■ SHORT TASK ■
Look through the records below and collect all lines that hold the string "Highly".

[Stored data entries]
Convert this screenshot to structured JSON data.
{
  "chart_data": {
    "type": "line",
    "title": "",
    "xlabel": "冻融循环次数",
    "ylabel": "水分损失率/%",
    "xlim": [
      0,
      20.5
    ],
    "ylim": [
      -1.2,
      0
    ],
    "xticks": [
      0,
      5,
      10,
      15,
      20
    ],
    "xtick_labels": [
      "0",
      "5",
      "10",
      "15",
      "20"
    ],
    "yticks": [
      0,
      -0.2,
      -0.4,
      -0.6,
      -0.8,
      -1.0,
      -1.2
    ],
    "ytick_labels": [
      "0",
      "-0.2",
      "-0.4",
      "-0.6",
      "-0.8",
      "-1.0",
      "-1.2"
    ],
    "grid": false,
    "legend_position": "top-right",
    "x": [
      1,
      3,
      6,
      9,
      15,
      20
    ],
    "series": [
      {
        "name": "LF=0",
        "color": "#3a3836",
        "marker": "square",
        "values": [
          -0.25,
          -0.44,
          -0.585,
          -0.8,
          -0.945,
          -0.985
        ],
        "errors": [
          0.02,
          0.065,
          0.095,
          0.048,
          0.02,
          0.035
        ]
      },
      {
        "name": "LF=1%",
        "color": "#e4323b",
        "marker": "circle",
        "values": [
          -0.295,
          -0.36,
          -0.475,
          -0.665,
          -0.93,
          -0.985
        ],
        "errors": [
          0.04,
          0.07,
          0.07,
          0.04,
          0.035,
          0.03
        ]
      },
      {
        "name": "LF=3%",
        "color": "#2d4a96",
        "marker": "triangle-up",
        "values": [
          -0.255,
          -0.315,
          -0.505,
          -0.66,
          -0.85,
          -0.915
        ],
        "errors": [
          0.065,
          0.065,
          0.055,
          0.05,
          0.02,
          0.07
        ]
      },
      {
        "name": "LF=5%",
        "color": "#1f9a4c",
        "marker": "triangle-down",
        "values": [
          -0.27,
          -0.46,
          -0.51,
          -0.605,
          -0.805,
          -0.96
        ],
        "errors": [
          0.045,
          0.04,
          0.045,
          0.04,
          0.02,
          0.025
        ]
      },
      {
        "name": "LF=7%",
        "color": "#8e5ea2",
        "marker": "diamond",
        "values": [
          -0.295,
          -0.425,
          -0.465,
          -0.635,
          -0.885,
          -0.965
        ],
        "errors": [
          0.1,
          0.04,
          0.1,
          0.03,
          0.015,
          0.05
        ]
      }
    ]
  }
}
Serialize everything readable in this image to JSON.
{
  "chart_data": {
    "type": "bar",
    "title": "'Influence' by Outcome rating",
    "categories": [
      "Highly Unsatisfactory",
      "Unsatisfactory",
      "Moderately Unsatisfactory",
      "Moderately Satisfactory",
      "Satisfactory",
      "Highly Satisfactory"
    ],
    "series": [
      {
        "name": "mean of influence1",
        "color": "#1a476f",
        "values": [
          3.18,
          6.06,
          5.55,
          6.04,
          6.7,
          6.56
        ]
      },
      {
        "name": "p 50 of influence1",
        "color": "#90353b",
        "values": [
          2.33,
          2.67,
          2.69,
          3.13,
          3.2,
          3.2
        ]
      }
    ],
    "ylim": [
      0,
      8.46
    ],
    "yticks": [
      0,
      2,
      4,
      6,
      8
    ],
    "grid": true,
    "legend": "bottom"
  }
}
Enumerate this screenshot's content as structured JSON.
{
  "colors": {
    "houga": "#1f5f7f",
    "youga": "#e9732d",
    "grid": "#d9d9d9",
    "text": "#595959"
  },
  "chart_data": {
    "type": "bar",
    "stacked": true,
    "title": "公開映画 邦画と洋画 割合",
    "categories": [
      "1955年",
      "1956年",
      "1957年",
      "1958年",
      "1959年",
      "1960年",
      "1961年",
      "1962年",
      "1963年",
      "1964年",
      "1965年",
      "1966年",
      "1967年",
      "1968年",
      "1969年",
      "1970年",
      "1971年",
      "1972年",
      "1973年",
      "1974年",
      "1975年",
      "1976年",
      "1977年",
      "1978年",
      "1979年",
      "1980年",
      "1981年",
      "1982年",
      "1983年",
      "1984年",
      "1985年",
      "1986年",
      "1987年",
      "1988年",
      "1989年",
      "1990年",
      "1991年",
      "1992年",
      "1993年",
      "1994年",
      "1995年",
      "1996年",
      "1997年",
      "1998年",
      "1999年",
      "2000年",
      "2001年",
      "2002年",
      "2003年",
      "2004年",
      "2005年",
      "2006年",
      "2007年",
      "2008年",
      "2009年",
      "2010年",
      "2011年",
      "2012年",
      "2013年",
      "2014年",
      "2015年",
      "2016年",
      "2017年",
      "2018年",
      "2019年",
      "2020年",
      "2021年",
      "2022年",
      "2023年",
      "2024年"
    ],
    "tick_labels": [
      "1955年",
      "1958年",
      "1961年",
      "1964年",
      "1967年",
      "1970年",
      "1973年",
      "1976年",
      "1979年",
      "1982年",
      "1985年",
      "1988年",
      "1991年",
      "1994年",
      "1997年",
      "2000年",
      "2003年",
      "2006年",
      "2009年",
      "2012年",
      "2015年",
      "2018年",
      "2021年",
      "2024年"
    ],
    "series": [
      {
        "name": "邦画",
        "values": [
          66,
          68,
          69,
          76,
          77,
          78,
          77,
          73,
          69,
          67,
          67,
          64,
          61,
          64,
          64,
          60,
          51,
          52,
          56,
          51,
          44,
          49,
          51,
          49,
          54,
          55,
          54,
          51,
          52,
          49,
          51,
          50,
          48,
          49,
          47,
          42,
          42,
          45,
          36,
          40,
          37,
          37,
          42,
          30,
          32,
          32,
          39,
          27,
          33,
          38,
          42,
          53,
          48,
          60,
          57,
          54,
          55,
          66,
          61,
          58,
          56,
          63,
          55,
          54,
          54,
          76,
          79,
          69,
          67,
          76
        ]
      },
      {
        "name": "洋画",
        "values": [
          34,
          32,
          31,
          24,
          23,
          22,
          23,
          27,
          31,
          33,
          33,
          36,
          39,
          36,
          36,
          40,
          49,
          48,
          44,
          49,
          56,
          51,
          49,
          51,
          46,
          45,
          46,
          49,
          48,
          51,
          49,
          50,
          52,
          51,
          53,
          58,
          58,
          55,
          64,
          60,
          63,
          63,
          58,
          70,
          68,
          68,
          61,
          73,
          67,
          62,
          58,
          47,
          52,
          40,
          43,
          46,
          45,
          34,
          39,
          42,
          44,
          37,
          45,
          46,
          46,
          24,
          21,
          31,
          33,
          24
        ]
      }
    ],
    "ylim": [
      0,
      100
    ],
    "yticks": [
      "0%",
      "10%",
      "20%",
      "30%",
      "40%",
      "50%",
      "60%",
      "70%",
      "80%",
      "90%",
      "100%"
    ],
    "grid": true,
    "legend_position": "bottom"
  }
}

■ FULL ANSWER ■
      "Highly Unsatisfactory",
      "Highly Satisfactory"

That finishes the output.